▸ Problem to work on
Copy every line of the records below where the word "color" occurs.

[Structured figure records]
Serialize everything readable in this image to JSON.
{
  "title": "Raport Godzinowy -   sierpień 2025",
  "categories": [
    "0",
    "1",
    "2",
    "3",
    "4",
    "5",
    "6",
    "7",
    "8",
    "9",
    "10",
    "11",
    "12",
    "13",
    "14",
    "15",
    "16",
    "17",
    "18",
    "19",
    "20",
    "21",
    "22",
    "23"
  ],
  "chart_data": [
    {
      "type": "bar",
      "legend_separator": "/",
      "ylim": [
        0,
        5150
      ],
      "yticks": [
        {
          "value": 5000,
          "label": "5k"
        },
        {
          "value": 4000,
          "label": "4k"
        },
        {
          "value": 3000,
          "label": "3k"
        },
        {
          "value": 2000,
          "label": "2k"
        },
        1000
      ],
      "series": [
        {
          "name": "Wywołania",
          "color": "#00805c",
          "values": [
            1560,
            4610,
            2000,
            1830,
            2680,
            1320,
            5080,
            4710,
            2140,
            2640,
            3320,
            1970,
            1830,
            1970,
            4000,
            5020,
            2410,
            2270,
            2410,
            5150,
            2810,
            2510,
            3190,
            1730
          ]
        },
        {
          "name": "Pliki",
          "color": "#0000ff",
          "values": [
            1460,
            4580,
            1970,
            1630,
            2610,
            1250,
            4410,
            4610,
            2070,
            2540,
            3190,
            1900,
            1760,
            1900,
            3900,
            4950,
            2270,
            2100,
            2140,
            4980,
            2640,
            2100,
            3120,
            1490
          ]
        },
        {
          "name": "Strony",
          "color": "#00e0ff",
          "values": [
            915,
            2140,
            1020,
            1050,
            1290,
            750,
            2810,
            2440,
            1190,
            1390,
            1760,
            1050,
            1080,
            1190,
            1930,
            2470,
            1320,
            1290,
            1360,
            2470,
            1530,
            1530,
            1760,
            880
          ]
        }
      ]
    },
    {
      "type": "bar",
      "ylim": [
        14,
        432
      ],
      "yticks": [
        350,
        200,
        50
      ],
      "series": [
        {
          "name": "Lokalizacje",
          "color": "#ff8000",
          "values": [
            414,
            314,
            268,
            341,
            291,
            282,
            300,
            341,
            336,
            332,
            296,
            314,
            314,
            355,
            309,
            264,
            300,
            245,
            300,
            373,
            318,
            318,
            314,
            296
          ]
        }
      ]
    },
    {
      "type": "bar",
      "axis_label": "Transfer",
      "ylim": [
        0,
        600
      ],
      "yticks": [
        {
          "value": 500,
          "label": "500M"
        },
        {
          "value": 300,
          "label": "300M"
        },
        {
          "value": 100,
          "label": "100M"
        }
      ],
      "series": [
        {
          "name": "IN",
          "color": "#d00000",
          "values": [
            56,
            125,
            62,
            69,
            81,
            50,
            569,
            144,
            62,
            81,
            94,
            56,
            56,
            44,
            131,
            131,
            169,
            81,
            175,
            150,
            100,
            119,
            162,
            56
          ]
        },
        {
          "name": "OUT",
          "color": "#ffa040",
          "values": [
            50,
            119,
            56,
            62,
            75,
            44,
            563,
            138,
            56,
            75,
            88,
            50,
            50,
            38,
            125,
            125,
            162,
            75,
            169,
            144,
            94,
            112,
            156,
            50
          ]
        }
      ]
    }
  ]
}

▸ Exercise result
          "color": "#00805c",
          "color": "#0000ff",
          "color": "#00e0ff",
          "color": "#ff8000",
          "color": "#d00000",
          "color": "#ffa040",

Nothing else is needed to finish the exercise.